### Short task:
Return the listing below in full, with every line exactly as it is.

───── Records for processing ─────

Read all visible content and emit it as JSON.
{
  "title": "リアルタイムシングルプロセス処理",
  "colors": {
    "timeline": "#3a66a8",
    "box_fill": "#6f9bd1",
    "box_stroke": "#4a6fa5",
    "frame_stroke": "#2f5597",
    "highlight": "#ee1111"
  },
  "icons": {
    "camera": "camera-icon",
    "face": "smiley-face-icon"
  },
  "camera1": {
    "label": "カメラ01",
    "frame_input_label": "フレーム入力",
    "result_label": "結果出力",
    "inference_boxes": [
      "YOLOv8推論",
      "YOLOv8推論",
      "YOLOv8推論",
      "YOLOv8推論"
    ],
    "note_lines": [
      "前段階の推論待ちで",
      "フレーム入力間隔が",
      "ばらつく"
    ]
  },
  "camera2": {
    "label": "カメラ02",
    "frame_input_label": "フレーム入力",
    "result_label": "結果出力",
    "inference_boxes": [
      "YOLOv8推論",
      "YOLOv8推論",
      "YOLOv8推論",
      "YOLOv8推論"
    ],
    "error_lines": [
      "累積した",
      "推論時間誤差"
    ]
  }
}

─────

### Solution for this problem:
Read all visible content and emit it as JSON.
{
  "title": "リアルタイムシングルプロセス処理",
  "colors": {
    "timeline": "#3a66a8",
    "box_fill": "#6f9bd1",
    "box_stroke": "#4a6fa5",
    "frame_stroke": "#2f5597",
    "highlight": "#ee1111"
  },
  "icons": {
    "camera": "camera-icon",
    "face": "smiley-face-icon"
  },
  "camera1": {
    "label": "カメラ01",
    "frame_input_label": "フレーム入力",
    "result_label": "結果出力",
    "inference_boxes": [
      "YOLOv8推論",
      "YOLOv8推論",
      "YOLOv8推論",
      "YOLOv8推論"
    ],
    "note_lines": [
      "前段階の推論待ちで",
      "フレーム入力間隔が",
      "ばらつく"
    ]
  },
  "camera2": {
    "label": "カメラ02",
    "frame_input_label": "フレーム入力",
    "result_label": "結果出力",
    "inference_boxes": [
      "YOLOv8推論",
      "YOLOv8推論",
      "YOLOv8推論",
      "YOLOv8推論"
    ],
    "error_lines": [
      "累積した",
      "推論時間誤差"
    ]
  }
}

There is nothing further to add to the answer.